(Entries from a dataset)
::::::::

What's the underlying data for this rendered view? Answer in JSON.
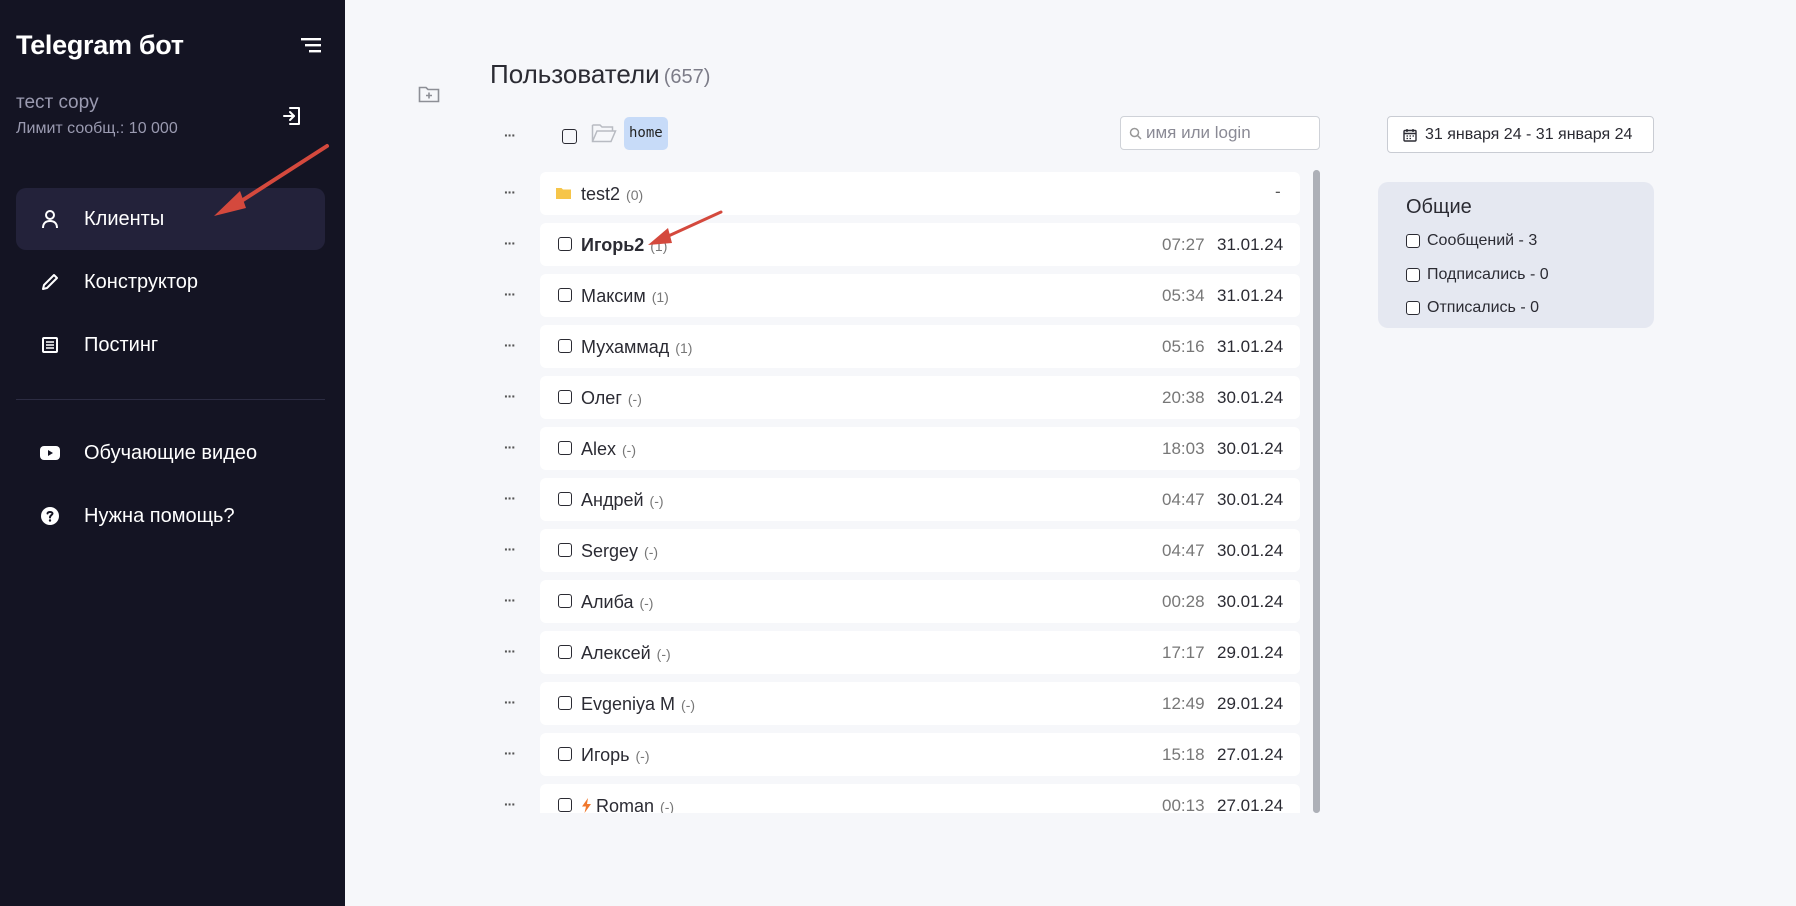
{
  "sidebar": {
    "app_title": "Telegram бот",
    "account_name": "тест copy",
    "message_limit": "Лимит сообщ.: 10 000",
    "nav": [
      {
        "label": "Клиенты",
        "icon": "user-icon",
        "active": true
      },
      {
        "label": "Конструктор",
        "icon": "pencil-icon",
        "active": false
      },
      {
        "label": "Постинг",
        "icon": "list-icon",
        "active": false
      }
    ],
    "extra": [
      {
        "label": "Обучающие видео",
        "icon": "youtube-icon"
      },
      {
        "label": "Нужна помощь?",
        "icon": "help-icon"
      }
    ]
  },
  "main": {
    "title": "Пользователи",
    "total_count": "(657)",
    "current_folder": "home",
    "search_placeholder": "имя или login",
    "date_range": "31 января 24 - 31 января 24",
    "folder_row": {
      "name": "test2",
      "count": "(0)",
      "date": "-"
    },
    "users": [
      {
        "name": "Игорь2",
        "msgs": "(1)",
        "time": "07:27",
        "date": "31.01.24",
        "bold": true
      },
      {
        "name": "Максим",
        "msgs": "(1)",
        "time": "05:34",
        "date": "31.01.24"
      },
      {
        "name": "Мухаммад",
        "msgs": "(1)",
        "time": "05:16",
        "date": "31.01.24"
      },
      {
        "name": "Олег",
        "msgs": "(-)",
        "time": "20:38",
        "date": "30.01.24"
      },
      {
        "name": "Alex",
        "msgs": "(-)",
        "time": "18:03",
        "date": "30.01.24"
      },
      {
        "name": "Андрей",
        "msgs": "(-)",
        "time": "04:47",
        "date": "30.01.24"
      },
      {
        "name": "Sergey",
        "msgs": "(-)",
        "time": "04:47",
        "date": "30.01.24"
      },
      {
        "name": "Алиба",
        "msgs": "(-)",
        "time": "00:28",
        "date": "30.01.24"
      },
      {
        "name": "Алексей",
        "msgs": "(-)",
        "time": "17:17",
        "date": "29.01.24"
      },
      {
        "name": "Evgeniya M",
        "msgs": "(-)",
        "time": "12:49",
        "date": "29.01.24"
      },
      {
        "name": "Игорь",
        "msgs": "(-)",
        "time": "15:18",
        "date": "27.01.24"
      },
      {
        "name": "Roman",
        "msgs": "(-)",
        "time": "00:13",
        "date": "27.01.24",
        "bolt": true
      }
    ]
  },
  "stats": {
    "title": "Общие",
    "items": [
      "Сообщений - 3",
      "Подписались - 0",
      "Отписались - 0"
    ]
  },
  "colors": {
    "sidebar_bg": "#141423",
    "active_nav_bg": "#23223a",
    "annotation_arrow": "#d4493d",
    "folder_chip": "#c7dbf8",
    "stats_bg": "#e5e8f1"
  }
}
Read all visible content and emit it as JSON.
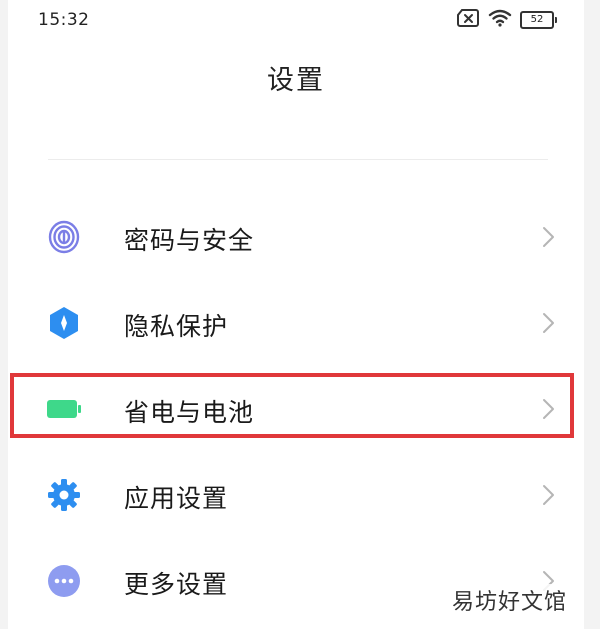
{
  "status_bar": {
    "time": "15:32",
    "battery_level": "52",
    "icons": [
      "sim-off-icon",
      "wifi-icon",
      "battery-icon"
    ]
  },
  "page": {
    "title": "设置"
  },
  "menu": {
    "items": [
      {
        "label": "密码与安全",
        "icon": "fingerprint-icon",
        "icon_color": "#7b7ee6"
      },
      {
        "label": "隐私保护",
        "icon": "privacy-shield-icon",
        "icon_color": "#2d8ef0"
      },
      {
        "label": "省电与电池",
        "icon": "battery-saver-icon",
        "icon_color": "#3ed88a",
        "highlighted": true
      },
      {
        "label": "应用设置",
        "icon": "gear-icon",
        "icon_color": "#2d8ef0"
      },
      {
        "label": "更多设置",
        "icon": "more-dots-icon",
        "icon_color": "#8e9cf0"
      }
    ]
  },
  "annotation": {
    "highlight_color": "#e0383a"
  },
  "watermark": {
    "text": "易坊好文馆"
  }
}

::::::::

== CHALLENGE ==
Quote in full the listing given above; the images are to be left out.

== FINAL ANSWER ==
What's the underlying data for this rendered view? Answer in JSON.
{
  "sidebar": {
    "app_title": "Telegram бот",
    "account_name": "тест copy",
    "message_limit": "Лимит сообщ.: 10 000",
    "nav": [
      {
        "label": "Клиенты",
        "icon": "user-icon",
        "active": true
      },
      {
        "label": "Конструктор",
        "icon": "pencil-icon",
        "active": false
      },
      {
        "label": "Постинг",
        "icon": "list-icon",
        "active": false
      }
    ],
    "extra": [
      {
        "label": "Обучающие видео",
        "icon": "youtube-icon"
      },
      {
        "label": "Нужна помощь?",
        "icon": "help-icon"
      }
    ]
  },
  "main": {
    "title": "Пользователи",
    "total_count": "(657)",
    "current_folder": "home",
    "search_placeholder": "имя или login",
    "date_range": "31 января 24 - 31 января 24",
    "folder_row": {
      "name": "test2",
      "count": "(0)",
      "date": "-"
    },
    "users": [
      {
        "name": "Игорь2",
        "msgs": "(1)",
        "time": "07:27",
        "date": "31.01.24",
        "bold": true
      },
      {
        "name": "Максим",
        "msgs": "(1)",
        "time": "05:34",
        "date": "31.01.24"
      },
      {
        "name": "Мухаммад",
        "msgs": "(1)",
        "time": "05:16",
        "date": "31.01.24"
      },
      {
        "name": "Олег",
        "msgs": "(-)",
        "time": "20:38",
        "date": "30.01.24"
      },
      {
        "name": "Alex",
        "msgs": "(-)",
        "time": "18:03",
        "date": "30.01.24"
      },
      {
        "name": "Андрей",
        "msgs": "(-)",
        "time": "04:47",
        "date": "30.01.24"
      },
      {
        "name": "Sergey",
        "msgs": "(-)",
        "time": "04:47",
        "date": "30.01.24"
      },
      {
        "name": "Алиба",
        "msgs": "(-)",
        "time": "00:28",
        "date": "30.01.24"
      },
      {
        "name": "Алексей",
        "msgs": "(-)",
        "time": "17:17",
        "date": "29.01.24"
      },
      {
        "name": "Evgeniya M",
        "msgs": "(-)",
        "time": "12:49",
        "date": "29.01.24"
      },
      {
        "name": "Игорь",
        "msgs": "(-)",
        "time": "15:18",
        "date": "27.01.24"
      },
      {
        "name": "Roman",
        "msgs": "(-)",
        "time": "00:13",
        "date": "27.01.24",
        "bolt": true
      }
    ]
  },
  "stats": {
    "title": "Общие",
    "items": [
      "Сообщений - 3",
      "Подписались - 0",
      "Отписались - 0"
    ]
  },
  "colors": {
    "sidebar_bg": "#141423",
    "active_nav_bg": "#23223a",
    "annotation_arrow": "#d4493d",
    "folder_chip": "#c7dbf8",
    "stats_bg": "#e5e8f1"
  }
}
Read all visible content and emit it as JSON.
{
  "status_bar": {
    "time": "15:32",
    "battery_level": "52",
    "icons": [
      "sim-off-icon",
      "wifi-icon",
      "battery-icon"
    ]
  },
  "page": {
    "title": "设置"
  },
  "menu": {
    "items": [
      {
        "label": "密码与安全",
        "icon": "fingerprint-icon",
        "icon_color": "#7b7ee6"
      },
      {
        "label": "隐私保护",
        "icon": "privacy-shield-icon",
        "icon_color": "#2d8ef0"
      },
      {
        "label": "省电与电池",
        "icon": "battery-saver-icon",
        "icon_color": "#3ed88a",
        "highlighted": true
      },
      {
        "label": "应用设置",
        "icon": "gear-icon",
        "icon_color": "#2d8ef0"
      },
      {
        "label": "更多设置",
        "icon": "more-dots-icon",
        "icon_color": "#8e9cf0"
      }
    ]
  },
  "annotation": {
    "highlight_color": "#e0383a"
  },
  "watermark": {
    "text": "易坊好文馆"
  }
}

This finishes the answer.